> **Source records**:
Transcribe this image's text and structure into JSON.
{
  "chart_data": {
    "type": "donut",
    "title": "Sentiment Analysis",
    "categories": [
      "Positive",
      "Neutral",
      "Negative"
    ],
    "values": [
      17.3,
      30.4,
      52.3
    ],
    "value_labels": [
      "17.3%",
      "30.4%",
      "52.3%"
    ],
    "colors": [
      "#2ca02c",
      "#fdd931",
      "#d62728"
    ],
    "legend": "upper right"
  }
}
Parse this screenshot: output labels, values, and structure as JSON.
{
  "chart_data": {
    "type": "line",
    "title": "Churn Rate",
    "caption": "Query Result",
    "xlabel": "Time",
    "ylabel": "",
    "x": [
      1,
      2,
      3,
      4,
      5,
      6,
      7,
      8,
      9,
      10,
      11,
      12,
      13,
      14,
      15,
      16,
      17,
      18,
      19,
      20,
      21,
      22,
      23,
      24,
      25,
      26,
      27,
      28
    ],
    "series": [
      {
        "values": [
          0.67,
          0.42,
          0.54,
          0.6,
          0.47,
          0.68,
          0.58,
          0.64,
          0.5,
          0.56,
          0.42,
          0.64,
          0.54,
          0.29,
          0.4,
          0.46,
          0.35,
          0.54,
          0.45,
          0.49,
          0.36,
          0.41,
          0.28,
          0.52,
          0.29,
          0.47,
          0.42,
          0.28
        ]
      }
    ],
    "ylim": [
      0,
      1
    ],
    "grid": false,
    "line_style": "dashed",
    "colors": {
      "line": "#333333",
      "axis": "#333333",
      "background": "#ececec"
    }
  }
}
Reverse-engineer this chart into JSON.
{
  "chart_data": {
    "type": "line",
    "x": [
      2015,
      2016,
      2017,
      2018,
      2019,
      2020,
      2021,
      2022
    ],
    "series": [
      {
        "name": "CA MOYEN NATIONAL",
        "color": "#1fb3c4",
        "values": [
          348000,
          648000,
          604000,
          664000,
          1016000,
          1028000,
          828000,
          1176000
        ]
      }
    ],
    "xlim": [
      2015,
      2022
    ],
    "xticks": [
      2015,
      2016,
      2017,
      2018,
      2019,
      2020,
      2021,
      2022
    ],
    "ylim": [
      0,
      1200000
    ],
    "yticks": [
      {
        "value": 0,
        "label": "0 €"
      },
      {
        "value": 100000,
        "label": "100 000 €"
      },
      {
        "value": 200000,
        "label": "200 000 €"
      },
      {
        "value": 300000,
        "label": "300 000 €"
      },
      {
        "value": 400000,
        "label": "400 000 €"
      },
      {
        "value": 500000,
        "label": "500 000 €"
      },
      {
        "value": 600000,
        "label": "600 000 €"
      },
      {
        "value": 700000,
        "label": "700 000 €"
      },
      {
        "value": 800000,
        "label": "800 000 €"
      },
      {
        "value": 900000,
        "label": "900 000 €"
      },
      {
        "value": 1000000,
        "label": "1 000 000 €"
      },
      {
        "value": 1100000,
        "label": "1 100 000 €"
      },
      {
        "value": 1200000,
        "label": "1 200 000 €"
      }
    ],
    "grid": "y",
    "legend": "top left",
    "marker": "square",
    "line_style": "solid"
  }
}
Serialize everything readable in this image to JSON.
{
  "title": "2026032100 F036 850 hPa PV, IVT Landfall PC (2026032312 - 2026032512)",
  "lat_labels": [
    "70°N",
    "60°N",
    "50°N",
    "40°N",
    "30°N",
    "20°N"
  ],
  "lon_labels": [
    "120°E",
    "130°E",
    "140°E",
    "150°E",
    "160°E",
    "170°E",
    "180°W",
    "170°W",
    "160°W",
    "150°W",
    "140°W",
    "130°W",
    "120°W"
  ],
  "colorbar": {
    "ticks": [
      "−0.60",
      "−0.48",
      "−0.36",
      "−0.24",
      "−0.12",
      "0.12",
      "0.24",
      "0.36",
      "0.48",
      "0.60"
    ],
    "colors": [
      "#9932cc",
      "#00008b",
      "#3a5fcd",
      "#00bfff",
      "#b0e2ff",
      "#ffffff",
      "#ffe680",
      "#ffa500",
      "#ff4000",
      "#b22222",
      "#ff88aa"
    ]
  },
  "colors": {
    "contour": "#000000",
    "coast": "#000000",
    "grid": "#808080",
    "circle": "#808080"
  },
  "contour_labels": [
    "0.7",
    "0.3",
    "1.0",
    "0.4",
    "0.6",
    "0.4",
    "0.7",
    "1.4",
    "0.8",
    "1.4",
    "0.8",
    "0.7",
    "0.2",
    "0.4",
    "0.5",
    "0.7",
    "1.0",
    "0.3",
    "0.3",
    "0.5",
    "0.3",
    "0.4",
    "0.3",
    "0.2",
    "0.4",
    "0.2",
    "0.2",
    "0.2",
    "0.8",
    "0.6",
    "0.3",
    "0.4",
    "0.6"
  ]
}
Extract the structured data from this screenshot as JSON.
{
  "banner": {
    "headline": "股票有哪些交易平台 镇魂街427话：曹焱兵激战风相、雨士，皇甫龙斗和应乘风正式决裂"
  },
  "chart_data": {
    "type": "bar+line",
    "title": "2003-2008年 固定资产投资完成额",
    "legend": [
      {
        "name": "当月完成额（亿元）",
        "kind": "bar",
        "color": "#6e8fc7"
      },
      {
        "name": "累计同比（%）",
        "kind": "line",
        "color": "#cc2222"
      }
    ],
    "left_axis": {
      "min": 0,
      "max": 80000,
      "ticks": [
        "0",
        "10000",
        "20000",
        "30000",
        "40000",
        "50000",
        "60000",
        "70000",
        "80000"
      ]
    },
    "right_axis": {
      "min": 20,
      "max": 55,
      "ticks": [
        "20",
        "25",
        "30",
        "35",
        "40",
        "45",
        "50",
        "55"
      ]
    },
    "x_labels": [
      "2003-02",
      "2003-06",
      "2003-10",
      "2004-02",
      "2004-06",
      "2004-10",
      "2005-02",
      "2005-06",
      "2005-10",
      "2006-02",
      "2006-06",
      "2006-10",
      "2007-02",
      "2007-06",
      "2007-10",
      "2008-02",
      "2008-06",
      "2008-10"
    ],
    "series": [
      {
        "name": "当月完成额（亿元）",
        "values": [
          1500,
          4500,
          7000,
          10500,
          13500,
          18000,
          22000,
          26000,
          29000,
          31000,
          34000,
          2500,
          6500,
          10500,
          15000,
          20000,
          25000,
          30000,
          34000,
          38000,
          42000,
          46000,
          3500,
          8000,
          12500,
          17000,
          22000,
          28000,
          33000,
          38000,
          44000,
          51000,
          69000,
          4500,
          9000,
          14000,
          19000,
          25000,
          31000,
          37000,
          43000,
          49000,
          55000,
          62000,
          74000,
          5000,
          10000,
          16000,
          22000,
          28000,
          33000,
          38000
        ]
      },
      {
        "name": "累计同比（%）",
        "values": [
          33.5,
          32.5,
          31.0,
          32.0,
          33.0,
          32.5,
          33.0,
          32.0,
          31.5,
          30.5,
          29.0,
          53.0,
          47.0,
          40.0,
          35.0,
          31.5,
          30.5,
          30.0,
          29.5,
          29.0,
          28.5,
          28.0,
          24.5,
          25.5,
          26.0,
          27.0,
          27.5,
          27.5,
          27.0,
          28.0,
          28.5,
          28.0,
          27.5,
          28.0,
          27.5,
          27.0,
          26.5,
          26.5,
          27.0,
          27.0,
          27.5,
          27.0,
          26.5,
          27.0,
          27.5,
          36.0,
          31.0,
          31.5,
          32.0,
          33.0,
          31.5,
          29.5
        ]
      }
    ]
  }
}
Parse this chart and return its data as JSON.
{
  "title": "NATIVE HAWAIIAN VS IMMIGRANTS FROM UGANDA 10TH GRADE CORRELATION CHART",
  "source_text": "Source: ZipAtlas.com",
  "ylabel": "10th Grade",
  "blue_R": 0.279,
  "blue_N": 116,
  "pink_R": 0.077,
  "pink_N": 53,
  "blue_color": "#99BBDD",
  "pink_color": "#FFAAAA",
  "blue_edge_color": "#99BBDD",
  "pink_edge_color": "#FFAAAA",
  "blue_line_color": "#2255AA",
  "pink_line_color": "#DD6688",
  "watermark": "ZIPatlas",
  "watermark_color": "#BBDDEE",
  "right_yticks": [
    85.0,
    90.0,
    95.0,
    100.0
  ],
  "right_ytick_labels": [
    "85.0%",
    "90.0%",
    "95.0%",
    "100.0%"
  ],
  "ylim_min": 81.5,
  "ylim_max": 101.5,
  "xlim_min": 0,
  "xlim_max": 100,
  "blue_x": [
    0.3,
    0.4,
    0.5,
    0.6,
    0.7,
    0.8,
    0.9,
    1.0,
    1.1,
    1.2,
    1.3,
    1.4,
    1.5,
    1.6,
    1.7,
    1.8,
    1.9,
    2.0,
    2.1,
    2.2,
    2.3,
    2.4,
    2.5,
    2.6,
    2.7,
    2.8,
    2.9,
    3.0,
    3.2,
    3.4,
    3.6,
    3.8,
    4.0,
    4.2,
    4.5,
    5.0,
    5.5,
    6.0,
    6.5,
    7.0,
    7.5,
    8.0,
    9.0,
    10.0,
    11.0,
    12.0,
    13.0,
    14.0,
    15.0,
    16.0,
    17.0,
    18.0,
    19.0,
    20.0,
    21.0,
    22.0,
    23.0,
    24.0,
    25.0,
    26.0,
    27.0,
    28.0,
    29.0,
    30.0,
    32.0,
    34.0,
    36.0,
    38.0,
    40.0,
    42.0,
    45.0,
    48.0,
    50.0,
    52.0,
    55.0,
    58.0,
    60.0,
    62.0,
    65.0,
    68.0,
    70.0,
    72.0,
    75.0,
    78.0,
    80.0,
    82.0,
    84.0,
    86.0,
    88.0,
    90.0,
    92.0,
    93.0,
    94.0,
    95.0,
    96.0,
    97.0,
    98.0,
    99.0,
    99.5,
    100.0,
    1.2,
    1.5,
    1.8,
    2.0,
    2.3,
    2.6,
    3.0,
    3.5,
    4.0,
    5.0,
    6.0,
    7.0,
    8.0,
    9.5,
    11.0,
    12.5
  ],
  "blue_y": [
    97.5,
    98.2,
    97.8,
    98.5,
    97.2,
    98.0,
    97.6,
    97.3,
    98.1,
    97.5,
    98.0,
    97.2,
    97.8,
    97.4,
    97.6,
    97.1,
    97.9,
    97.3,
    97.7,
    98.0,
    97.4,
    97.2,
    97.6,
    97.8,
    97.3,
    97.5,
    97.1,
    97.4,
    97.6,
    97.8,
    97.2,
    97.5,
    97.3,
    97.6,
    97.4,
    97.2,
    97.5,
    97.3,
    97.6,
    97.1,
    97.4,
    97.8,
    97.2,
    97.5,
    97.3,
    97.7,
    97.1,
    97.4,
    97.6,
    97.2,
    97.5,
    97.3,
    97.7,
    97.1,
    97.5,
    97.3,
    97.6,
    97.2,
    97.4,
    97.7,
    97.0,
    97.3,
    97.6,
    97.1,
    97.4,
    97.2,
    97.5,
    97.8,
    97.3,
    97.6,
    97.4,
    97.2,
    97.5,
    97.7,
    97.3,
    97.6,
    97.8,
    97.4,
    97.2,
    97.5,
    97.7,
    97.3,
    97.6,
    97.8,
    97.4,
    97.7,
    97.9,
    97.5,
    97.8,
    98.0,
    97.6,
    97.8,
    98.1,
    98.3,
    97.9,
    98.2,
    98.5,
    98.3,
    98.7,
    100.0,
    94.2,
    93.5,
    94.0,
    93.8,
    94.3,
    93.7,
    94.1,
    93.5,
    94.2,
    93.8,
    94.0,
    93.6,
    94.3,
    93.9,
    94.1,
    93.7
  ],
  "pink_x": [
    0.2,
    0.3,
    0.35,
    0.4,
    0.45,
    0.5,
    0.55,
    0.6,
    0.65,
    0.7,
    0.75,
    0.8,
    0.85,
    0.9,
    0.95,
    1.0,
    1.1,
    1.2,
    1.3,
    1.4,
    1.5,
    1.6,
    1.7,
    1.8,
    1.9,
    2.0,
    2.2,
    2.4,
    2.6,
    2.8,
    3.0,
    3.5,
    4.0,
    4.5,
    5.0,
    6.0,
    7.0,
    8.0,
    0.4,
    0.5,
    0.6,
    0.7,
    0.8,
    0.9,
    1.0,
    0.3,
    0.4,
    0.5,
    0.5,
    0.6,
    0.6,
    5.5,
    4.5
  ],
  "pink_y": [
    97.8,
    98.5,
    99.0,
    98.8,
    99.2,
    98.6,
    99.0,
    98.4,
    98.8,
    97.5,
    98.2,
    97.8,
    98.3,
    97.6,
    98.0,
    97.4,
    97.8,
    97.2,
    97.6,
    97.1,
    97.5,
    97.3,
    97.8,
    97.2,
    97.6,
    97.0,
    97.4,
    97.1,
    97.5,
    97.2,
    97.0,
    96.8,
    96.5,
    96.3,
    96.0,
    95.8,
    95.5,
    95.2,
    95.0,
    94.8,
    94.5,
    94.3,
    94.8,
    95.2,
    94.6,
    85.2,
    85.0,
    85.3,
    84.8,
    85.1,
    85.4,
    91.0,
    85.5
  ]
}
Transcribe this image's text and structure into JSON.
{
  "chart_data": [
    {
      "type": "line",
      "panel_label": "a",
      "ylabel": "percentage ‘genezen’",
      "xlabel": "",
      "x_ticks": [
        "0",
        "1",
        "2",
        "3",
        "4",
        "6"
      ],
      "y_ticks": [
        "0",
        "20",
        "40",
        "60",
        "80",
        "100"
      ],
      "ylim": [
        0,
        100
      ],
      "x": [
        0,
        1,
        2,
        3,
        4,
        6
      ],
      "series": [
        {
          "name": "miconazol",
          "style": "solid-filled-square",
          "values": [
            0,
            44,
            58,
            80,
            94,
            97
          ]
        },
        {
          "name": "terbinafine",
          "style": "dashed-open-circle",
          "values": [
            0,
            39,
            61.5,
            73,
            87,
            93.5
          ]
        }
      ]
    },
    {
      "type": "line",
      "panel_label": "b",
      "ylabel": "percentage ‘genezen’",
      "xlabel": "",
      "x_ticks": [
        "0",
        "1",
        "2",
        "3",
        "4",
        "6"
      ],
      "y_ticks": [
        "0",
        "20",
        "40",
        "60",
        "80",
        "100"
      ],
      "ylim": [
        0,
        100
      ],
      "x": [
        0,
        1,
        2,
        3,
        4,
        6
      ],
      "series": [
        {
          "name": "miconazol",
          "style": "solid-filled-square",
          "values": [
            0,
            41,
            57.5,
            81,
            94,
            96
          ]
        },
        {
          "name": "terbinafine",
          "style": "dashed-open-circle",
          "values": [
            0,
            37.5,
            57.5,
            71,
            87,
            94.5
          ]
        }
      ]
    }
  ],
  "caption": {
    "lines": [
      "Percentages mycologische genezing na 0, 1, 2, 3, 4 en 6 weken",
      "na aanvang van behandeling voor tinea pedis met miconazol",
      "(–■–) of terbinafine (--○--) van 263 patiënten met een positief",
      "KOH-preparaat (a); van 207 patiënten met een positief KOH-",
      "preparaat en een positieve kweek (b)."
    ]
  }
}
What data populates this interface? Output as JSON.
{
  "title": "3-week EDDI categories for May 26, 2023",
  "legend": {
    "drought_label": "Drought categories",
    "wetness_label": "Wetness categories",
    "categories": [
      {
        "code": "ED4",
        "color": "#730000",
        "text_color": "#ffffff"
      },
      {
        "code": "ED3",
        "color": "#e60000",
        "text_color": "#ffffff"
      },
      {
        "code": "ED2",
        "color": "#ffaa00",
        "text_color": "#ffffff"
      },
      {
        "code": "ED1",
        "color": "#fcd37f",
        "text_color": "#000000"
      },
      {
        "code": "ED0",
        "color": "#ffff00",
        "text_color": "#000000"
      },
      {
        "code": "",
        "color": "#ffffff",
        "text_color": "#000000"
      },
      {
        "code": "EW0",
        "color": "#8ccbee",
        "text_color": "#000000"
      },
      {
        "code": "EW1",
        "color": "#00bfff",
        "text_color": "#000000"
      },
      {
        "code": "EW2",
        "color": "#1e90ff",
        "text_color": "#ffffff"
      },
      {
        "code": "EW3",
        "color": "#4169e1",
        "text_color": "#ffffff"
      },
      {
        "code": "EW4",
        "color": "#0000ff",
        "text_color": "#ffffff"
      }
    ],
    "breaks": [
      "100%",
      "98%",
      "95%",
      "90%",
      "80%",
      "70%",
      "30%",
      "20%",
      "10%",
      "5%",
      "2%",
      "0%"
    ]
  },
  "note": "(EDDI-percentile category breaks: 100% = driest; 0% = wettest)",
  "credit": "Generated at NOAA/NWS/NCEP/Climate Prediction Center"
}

> **Written problem**:
Pick out the lines above that hold the string "this" and show them.

> **Exercise answer**:
Transcribe this image's text and structure into JSON.
Parse this screenshot: output labels, values, and structure as JSON.
Reverse-engineer this chart into JSON.
Serialize everything readable in this image to JSON.
Extract the structured data from this screenshot as JSON.
Parse this chart and return its data as JSON.
Transcribe this image's text and structure into JSON.
What data populates this interface? Output as JSON.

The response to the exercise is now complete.